---- RECORDS FOR PROCESSING

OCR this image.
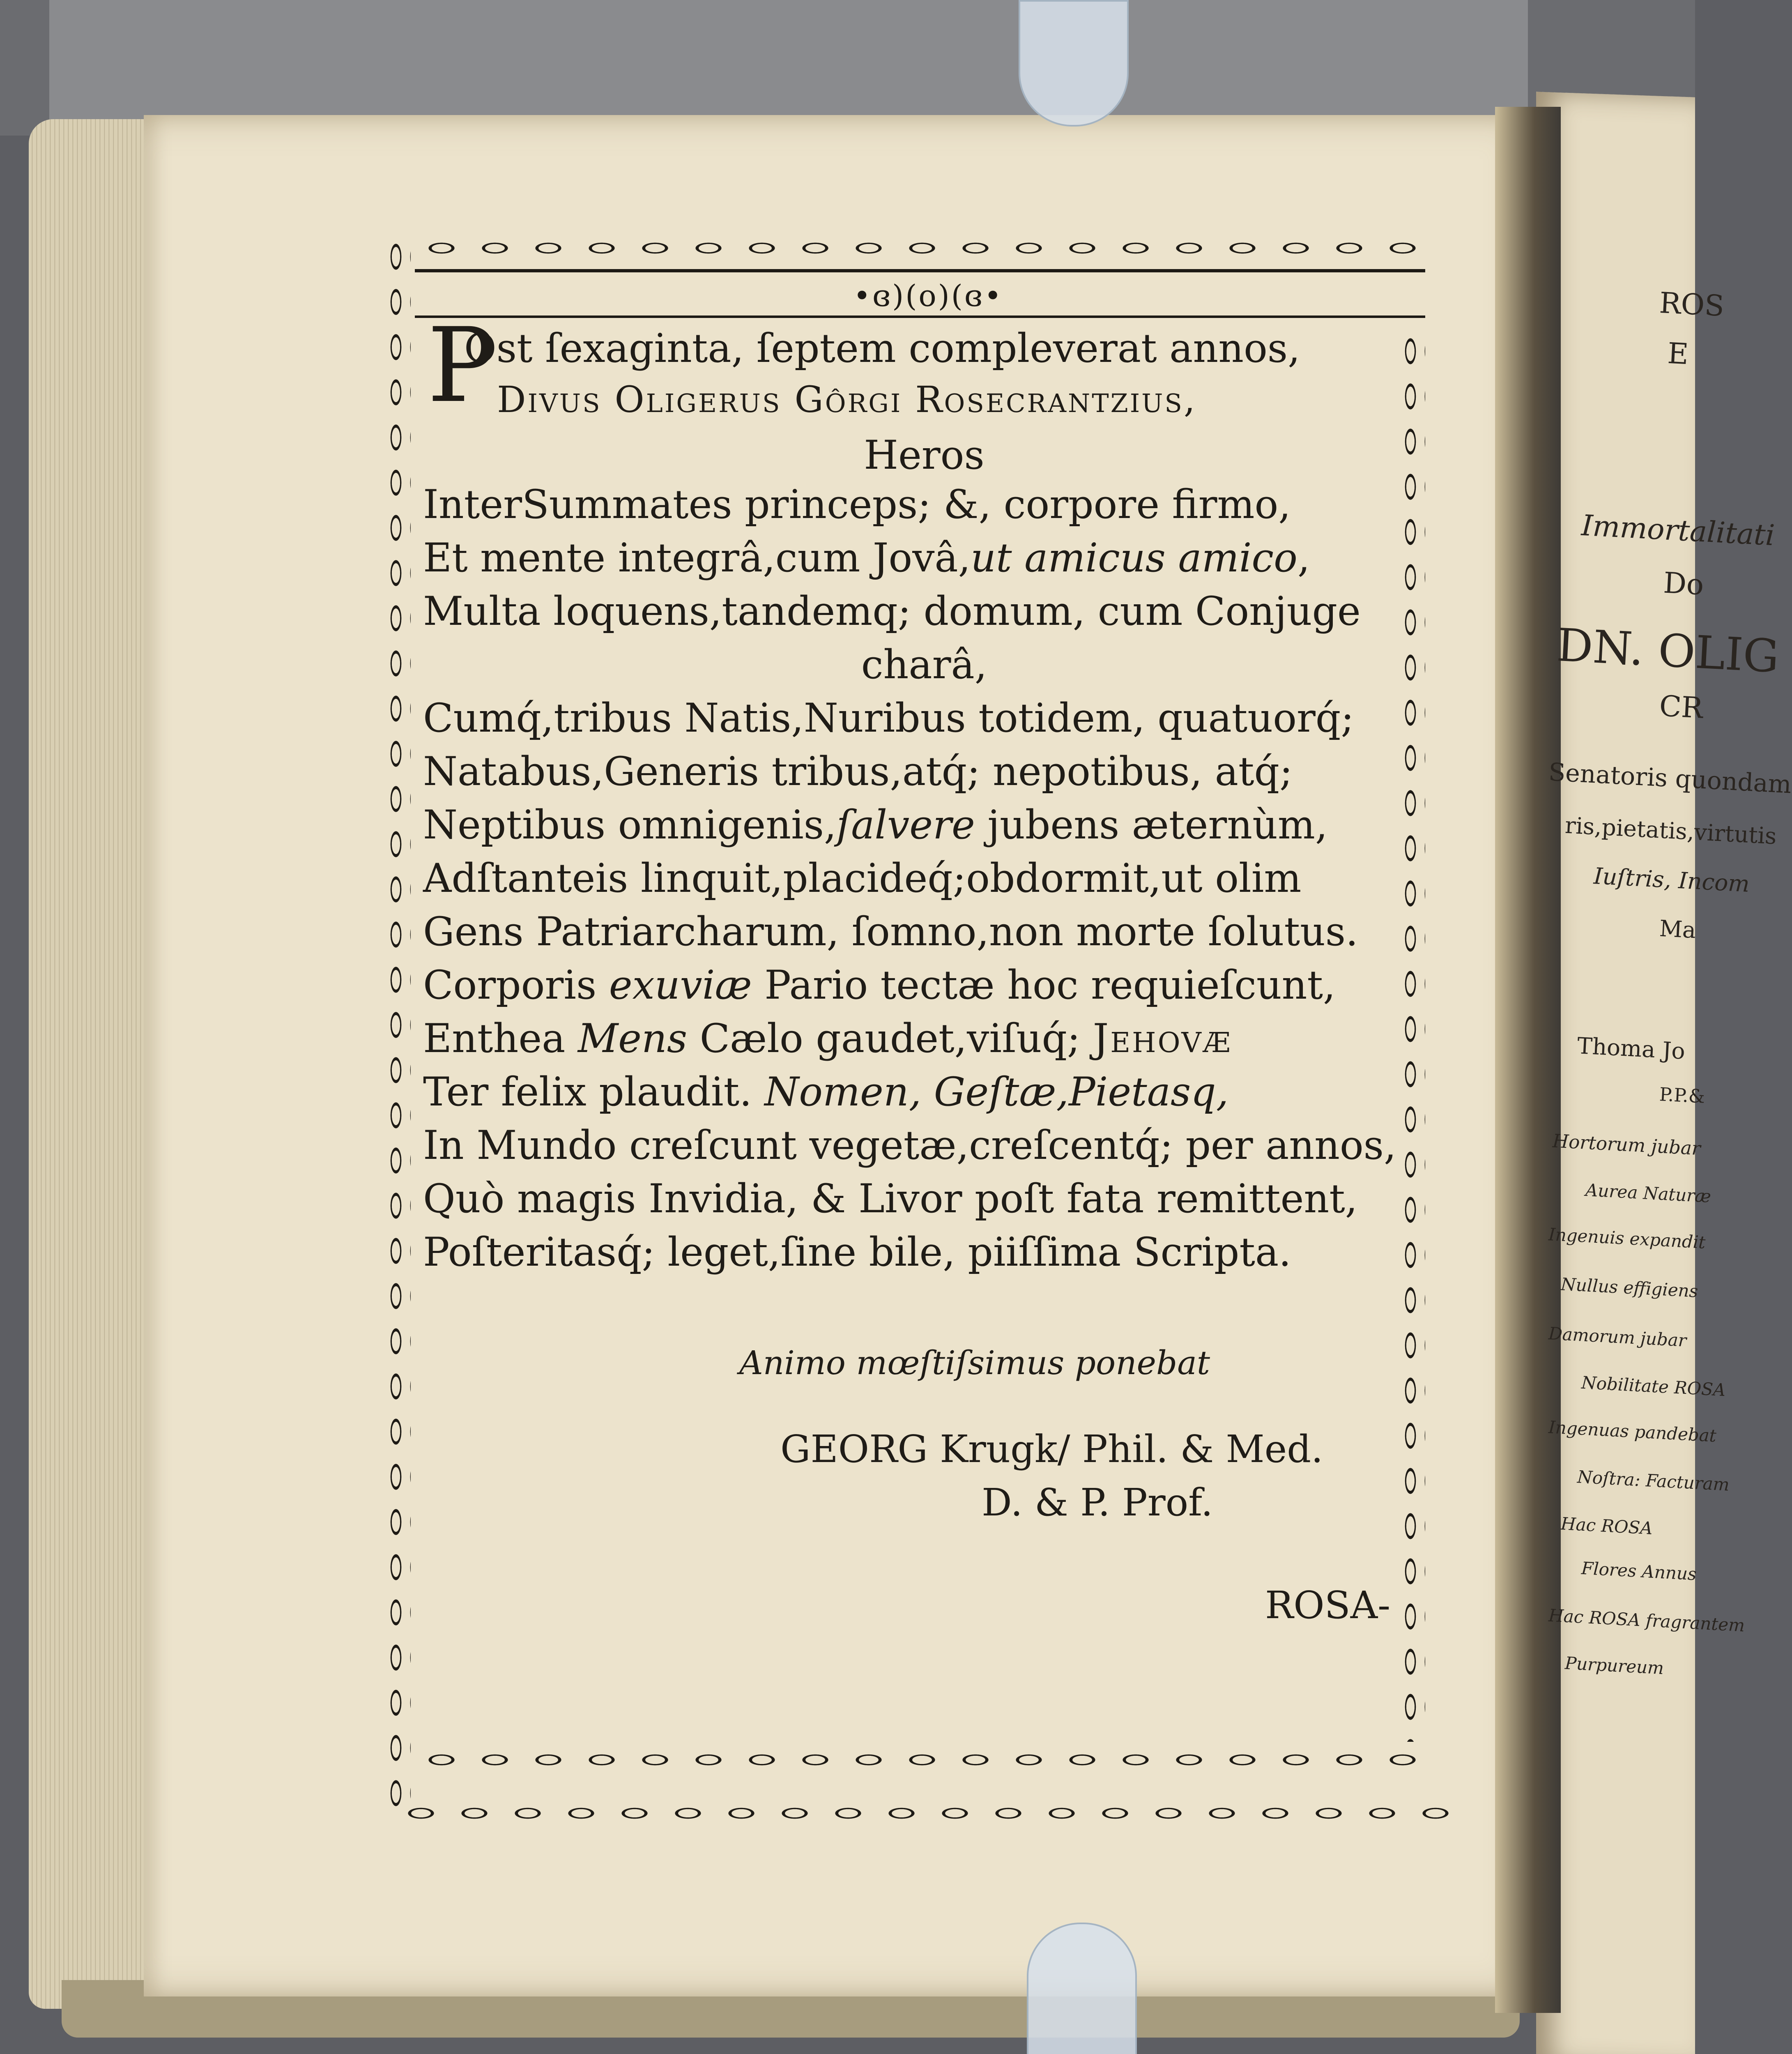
•ɞ)(o)(ɞ•
P
Ost ſexaginta, ſeptem compleverat annos,
Divus Oligerus Gôrgi Rosecrantzius,
Heros
InterSummates princeps; &, corpore firmo,
Et mente integrâ,cum Jovâ,ut amicus amico,
Multa loquens,tandemq; domum, cum Conjuge
charâ,
Cumq́,tribus Natis,Nuribus totidem, quatuorq́;
Natabus,Generis tribus,atq́; nepotibus, atq́;
Neptibus omnigenis,ſalvere jubens æternùm,
Adſtanteis linquit,placideq́;obdormit,ut olim
Gens Patriarcharum, ſomno,non morte ſolutus.
Corporis exuviæ Pario tectæ hoc requieſcunt,
Enthea Mens Cælo gaudet,viſuq́; Jehovæ
Ter felix plaudit. Nomen, Geſtæ,Pietasq,
In Mundo creſcunt vegetæ,creſcentq́; per annos,
Quò magis Invidia, & Livor poſt fata remittent,
Poſteritasq́; leget,ſine bile, piiſſima Scripta.
Animo mœſtiſsimus ponebat
GEORG Krugk/ Phil. & Med.
D. & P. Prof.
ROSA-
ROS
E
Immortalitati
Do
DN. OLIG
CR
Senatoris quondam
ris,pietatis,virtutis
Iuſtris, Incom
Ma
Thoma Jo
P.P.&
Hortorum jubar
Aurea Naturæ
Ingenuis expandit
Nullus effigiens
Damorum jubar
Nobilitate ROSA
Ingenuas pandebat
Noſtra: Facturam
Hac ROSA
Flores Annus
Hac ROSA fragrantem
Purpureum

--------

• EXERCISE PROMPT:
Omit the pictures and reproduce the listing exactly.

• WRITTEN SOLUTION:
OCR this image.
•ɞ)(o)(ɞ•
P
Ost ſexaginta, ſeptem compleverat annos,
Divus Oligerus Gôrgi Rosecrantzius,
Heros
InterSummates princeps; &, corpore firmo,
Et mente integrâ,cum Jovâ,ut amicus amico,
Multa loquens,tandemq; domum, cum Conjuge
charâ,
Cumq́,tribus Natis,Nuribus totidem, quatuorq́;
Natabus,Generis tribus,atq́; nepotibus, atq́;
Neptibus omnigenis,ſalvere jubens æternùm,
Adſtanteis linquit,placideq́;obdormit,ut olim
Gens Patriarcharum, ſomno,non morte ſolutus.
Corporis exuviæ Pario tectæ hoc requieſcunt,
Enthea Mens Cælo gaudet,viſuq́; Jehovæ
Ter felix plaudit. Nomen, Geſtæ,Pietasq,
In Mundo creſcunt vegetæ,creſcentq́; per annos,
Quò magis Invidia, & Livor poſt fata remittent,
Poſteritasq́; leget,ſine bile, piiſſima Scripta.
Animo mœſtiſsimus ponebat
GEORG Krugk/ Phil. & Med.
D. & P. Prof.
ROSA-
ROS
E
Immortalitati
Do
DN. OLIG
CR
Senatoris quondam
ris,pietatis,virtutis
Iuſtris, Incom
Ma
Thoma Jo
P.P.&
Hortorum jubar
Aurea Naturæ
Ingenuis expandit
Nullus effigiens
Damorum jubar
Nobilitate ROSA
Ingenuas pandebat
Noſtra: Facturam
Hac ROSA
Flores Annus
Hac ROSA fragrantem
Purpureum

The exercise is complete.